● **Written problem**: Nothing may be dropped or altered: reproduce all the data.

[Dataset rows]
"""

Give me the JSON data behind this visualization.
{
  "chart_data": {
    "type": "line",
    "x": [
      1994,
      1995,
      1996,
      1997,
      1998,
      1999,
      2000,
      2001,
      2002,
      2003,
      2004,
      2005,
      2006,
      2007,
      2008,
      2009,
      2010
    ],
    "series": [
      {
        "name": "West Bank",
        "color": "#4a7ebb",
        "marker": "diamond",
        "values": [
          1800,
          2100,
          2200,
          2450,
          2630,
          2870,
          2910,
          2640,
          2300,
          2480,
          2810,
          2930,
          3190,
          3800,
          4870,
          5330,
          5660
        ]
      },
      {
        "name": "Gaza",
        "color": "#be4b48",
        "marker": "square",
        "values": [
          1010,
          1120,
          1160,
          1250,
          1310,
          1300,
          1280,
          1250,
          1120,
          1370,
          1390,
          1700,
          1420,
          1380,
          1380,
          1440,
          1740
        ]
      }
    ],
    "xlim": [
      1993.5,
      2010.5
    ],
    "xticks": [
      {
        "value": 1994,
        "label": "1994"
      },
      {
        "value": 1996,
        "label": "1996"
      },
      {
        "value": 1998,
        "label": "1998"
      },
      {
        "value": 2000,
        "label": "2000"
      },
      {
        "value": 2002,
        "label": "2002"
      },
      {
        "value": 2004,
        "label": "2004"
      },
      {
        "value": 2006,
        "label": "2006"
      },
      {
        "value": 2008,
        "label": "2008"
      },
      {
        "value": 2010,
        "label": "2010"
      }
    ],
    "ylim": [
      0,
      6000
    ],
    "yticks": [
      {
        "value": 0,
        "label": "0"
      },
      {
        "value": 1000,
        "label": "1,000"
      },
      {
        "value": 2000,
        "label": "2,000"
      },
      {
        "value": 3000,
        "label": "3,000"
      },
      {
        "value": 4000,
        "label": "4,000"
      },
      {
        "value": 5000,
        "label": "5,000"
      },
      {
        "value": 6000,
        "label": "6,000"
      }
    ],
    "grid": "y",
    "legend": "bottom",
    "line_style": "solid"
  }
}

"""

● **The completed task**:
Give me the JSON data behind this visualization.
{
  "chart_data": {
    "type": "line",
    "x": [
      1994,
      1995,
      1996,
      1997,
      1998,
      1999,
      2000,
      2001,
      2002,
      2003,
      2004,
      2005,
      2006,
      2007,
      2008,
      2009,
      2010
    ],
    "series": [
      {
        "name": "West Bank",
        "color": "#4a7ebb",
        "marker": "diamond",
        "values": [
          1800,
          2100,
          2200,
          2450,
          2630,
          2870,
          2910,
          2640,
          2300,
          2480,
          2810,
          2930,
          3190,
          3800,
          4870,
          5330,
          5660
        ]
      },
      {
        "name": "Gaza",
        "color": "#be4b48",
        "marker": "square",
        "values": [
          1010,
          1120,
          1160,
          1250,
          1310,
          1300,
          1280,
          1250,
          1120,
          1370,
          1390,
          1700,
          1420,
          1380,
          1380,
          1440,
          1740
        ]
      }
    ],
    "xlim": [
      1993.5,
      2010.5
    ],
    "xticks": [
      {
        "value": 1994,
        "label": "1994"
      },
      {
        "value": 1996,
        "label": "1996"
      },
      {
        "value": 1998,
        "label": "1998"
      },
      {
        "value": 2000,
        "label": "2000"
      },
      {
        "value": 2002,
        "label": "2002"
      },
      {
        "value": 2004,
        "label": "2004"
      },
      {
        "value": 2006,
        "label": "2006"
      },
      {
        "value": 2008,
        "label": "2008"
      },
      {
        "value": 2010,
        "label": "2010"
      }
    ],
    "ylim": [
      0,
      6000
    ],
    "yticks": [
      {
        "value": 0,
        "label": "0"
      },
      {
        "value": 1000,
        "label": "1,000"
      },
      {
        "value": 2000,
        "label": "2,000"
      },
      {
        "value": 3000,
        "label": "3,000"
      },
      {
        "value": 4000,
        "label": "4,000"
      },
      {
        "value": 5000,
        "label": "5,000"
      },
      {
        "value": 6000,
        "label": "6,000"
      }
    ],
    "grid": "y",
    "legend": "bottom",
    "line_style": "solid"
  }
}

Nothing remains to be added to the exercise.